(Page element annotations)
%%

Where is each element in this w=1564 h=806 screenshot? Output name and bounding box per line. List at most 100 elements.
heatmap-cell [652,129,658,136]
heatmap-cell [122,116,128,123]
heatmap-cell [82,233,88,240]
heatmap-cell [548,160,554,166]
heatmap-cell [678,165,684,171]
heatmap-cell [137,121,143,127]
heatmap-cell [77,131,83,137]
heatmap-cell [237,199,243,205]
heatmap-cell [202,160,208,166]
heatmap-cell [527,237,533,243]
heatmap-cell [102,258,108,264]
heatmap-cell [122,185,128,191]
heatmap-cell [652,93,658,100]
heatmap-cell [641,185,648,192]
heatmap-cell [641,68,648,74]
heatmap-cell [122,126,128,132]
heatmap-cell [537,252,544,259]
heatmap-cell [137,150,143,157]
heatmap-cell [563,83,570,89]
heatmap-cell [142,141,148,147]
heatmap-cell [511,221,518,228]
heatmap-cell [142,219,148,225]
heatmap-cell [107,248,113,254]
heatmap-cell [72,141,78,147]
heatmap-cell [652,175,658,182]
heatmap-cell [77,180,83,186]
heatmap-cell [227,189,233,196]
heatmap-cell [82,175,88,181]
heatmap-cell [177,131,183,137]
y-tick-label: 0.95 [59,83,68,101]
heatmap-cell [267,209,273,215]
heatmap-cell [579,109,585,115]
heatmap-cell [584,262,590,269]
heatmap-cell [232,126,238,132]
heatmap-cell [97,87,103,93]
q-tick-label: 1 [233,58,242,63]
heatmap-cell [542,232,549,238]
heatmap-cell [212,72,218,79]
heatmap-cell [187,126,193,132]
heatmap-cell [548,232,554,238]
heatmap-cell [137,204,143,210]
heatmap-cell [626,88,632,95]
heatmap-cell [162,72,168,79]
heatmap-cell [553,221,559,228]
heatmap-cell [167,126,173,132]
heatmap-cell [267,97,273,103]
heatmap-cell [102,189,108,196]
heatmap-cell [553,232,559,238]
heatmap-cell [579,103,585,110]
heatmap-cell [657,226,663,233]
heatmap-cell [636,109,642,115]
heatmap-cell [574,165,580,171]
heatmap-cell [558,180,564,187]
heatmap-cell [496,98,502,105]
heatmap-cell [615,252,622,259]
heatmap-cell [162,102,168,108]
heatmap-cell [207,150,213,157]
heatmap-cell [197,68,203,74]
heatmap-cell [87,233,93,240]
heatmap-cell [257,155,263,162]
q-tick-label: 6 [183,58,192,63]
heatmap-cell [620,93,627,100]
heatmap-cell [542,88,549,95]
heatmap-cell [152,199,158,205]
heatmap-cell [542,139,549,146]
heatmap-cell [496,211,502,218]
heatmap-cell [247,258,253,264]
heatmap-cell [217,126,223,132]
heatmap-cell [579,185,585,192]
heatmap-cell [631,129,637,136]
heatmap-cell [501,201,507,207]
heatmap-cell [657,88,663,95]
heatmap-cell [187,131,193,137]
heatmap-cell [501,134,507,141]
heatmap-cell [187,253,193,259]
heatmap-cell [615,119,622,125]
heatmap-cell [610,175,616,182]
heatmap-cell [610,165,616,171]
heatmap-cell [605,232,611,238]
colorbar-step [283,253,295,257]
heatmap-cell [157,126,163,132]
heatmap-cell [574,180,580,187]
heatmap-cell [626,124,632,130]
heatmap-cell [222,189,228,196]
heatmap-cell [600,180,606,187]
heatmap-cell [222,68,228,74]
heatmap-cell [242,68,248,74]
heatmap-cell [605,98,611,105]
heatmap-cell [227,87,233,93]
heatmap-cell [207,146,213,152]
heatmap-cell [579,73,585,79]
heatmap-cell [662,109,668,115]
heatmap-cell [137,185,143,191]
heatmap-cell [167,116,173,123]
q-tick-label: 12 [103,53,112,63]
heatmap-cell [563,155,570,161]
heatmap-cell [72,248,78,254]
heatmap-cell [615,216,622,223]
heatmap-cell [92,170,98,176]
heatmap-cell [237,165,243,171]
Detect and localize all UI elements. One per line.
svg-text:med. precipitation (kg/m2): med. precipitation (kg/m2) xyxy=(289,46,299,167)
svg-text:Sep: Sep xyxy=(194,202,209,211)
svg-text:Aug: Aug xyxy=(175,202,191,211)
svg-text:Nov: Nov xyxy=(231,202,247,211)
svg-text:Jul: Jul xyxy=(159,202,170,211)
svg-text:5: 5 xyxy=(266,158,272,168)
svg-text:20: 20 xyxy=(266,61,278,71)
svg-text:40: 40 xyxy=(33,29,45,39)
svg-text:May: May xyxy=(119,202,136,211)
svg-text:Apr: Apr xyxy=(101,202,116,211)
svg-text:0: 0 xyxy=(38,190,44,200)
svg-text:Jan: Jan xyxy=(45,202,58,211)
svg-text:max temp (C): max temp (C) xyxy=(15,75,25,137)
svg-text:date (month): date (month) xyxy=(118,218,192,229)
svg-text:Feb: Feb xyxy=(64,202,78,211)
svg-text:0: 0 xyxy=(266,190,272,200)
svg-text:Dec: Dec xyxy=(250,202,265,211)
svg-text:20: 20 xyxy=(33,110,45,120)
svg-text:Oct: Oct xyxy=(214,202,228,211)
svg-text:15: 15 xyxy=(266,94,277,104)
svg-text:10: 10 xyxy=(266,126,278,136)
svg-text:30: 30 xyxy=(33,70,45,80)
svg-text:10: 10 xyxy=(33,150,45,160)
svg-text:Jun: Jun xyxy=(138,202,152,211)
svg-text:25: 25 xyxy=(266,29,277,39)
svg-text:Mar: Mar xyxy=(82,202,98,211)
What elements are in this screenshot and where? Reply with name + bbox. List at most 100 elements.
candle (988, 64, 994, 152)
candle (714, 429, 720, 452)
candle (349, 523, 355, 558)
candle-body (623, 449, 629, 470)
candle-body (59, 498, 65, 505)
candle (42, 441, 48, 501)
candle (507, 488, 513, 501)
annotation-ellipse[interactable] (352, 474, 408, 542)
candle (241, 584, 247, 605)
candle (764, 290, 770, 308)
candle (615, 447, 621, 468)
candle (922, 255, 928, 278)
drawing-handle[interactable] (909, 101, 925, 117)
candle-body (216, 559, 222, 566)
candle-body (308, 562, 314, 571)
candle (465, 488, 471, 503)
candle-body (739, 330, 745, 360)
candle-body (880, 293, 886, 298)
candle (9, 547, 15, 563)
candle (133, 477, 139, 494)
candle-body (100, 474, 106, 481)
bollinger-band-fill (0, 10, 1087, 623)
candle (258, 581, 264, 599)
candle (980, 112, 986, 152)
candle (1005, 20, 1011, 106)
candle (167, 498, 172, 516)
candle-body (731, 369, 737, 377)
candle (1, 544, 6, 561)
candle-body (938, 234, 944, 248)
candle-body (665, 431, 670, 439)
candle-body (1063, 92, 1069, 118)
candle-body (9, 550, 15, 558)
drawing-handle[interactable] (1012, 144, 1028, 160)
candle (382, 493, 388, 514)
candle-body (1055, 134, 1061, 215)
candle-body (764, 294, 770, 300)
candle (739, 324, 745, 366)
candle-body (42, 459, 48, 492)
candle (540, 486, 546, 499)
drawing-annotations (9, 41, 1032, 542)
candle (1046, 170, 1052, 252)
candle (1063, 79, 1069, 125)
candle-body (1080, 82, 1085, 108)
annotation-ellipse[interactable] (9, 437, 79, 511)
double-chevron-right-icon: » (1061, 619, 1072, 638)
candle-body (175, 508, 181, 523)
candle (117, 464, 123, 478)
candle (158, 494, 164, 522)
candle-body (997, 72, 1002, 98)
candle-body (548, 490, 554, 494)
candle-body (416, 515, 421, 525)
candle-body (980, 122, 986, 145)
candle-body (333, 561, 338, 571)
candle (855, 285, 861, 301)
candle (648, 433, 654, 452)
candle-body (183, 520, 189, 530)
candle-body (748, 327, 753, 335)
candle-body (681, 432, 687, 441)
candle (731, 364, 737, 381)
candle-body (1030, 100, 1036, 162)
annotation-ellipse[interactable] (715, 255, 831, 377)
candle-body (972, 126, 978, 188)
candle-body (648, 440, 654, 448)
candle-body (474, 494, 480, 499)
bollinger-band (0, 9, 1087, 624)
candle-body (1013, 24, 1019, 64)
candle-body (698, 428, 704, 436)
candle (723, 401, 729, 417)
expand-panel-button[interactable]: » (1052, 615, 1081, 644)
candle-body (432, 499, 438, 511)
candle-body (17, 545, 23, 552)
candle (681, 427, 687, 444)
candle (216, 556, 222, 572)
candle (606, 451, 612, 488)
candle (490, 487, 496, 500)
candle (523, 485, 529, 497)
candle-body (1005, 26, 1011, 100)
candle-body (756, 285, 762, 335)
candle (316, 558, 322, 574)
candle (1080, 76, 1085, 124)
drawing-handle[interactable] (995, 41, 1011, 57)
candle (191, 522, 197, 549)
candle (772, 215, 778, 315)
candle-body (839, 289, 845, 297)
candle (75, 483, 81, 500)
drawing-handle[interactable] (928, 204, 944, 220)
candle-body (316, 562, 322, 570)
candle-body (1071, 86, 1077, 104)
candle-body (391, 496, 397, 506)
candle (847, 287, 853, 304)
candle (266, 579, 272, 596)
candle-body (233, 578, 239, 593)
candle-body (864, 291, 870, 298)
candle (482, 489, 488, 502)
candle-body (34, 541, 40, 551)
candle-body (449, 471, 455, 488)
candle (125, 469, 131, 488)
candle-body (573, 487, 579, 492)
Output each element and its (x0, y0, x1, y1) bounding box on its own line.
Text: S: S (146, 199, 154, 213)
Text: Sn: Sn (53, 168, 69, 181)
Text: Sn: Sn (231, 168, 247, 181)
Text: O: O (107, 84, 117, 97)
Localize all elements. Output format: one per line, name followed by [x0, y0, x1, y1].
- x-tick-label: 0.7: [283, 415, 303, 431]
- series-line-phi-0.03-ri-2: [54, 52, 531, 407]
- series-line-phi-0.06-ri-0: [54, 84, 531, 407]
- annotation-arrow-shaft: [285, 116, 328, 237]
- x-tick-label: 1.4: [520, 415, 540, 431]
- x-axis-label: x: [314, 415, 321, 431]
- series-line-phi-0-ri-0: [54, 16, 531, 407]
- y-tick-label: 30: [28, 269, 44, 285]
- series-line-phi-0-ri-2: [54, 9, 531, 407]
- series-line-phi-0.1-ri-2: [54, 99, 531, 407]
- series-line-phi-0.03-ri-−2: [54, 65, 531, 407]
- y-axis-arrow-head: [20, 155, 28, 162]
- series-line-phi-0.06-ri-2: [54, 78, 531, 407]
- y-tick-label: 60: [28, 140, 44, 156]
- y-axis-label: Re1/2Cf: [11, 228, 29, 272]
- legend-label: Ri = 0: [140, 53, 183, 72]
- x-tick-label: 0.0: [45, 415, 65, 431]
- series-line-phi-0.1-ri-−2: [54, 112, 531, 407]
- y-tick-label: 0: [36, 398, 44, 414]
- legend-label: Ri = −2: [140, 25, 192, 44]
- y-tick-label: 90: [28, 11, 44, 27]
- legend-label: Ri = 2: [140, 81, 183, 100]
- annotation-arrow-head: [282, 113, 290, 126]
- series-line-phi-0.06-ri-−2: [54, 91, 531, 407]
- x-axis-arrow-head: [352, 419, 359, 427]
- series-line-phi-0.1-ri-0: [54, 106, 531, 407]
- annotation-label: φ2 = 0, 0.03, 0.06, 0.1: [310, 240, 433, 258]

%%

Reproduce the lines of the material verbatim, beginning with the first line and continuing through the line containing "heatmap-cell [636,109,642,115]".

Where is each element in this w=1564 h=806 screenshot? Output name and bounding box per line. List at most 100 elements.
heatmap-cell [652,129,658,136]
heatmap-cell [122,116,128,123]
heatmap-cell [82,233,88,240]
heatmap-cell [548,160,554,166]
heatmap-cell [678,165,684,171]
heatmap-cell [137,121,143,127]
heatmap-cell [77,131,83,137]
heatmap-cell [237,199,243,205]
heatmap-cell [202,160,208,166]
heatmap-cell [527,237,533,243]
heatmap-cell [102,258,108,264]
heatmap-cell [122,185,128,191]
heatmap-cell [652,93,658,100]
heatmap-cell [641,185,648,192]
heatmap-cell [641,68,648,74]
heatmap-cell [122,126,128,132]
heatmap-cell [537,252,544,259]
heatmap-cell [137,150,143,157]
heatmap-cell [563,83,570,89]
heatmap-cell [142,141,148,147]
heatmap-cell [511,221,518,228]
heatmap-cell [142,219,148,225]
heatmap-cell [107,248,113,254]
heatmap-cell [72,141,78,147]
heatmap-cell [652,175,658,182]
heatmap-cell [77,180,83,186]
heatmap-cell [227,189,233,196]
heatmap-cell [82,175,88,181]
heatmap-cell [177,131,183,137]
y-tick-label: 0.95 [59,83,68,101]
heatmap-cell [267,209,273,215]
heatmap-cell [579,109,585,115]
heatmap-cell [584,262,590,269]
heatmap-cell [232,126,238,132]
heatmap-cell [97,87,103,93]
q-tick-label: 1 [233,58,242,63]
heatmap-cell [542,232,549,238]
heatmap-cell [212,72,218,79]
heatmap-cell [187,126,193,132]
heatmap-cell [548,232,554,238]
heatmap-cell [137,204,143,210]
heatmap-cell [626,88,632,95]
heatmap-cell [162,72,168,79]
heatmap-cell [553,221,559,228]
heatmap-cell [167,126,173,132]
heatmap-cell [267,97,273,103]
heatmap-cell [102,189,108,196]
heatmap-cell [553,232,559,238]
heatmap-cell [579,103,585,110]
heatmap-cell [657,226,663,233]
heatmap-cell [636,109,642,115]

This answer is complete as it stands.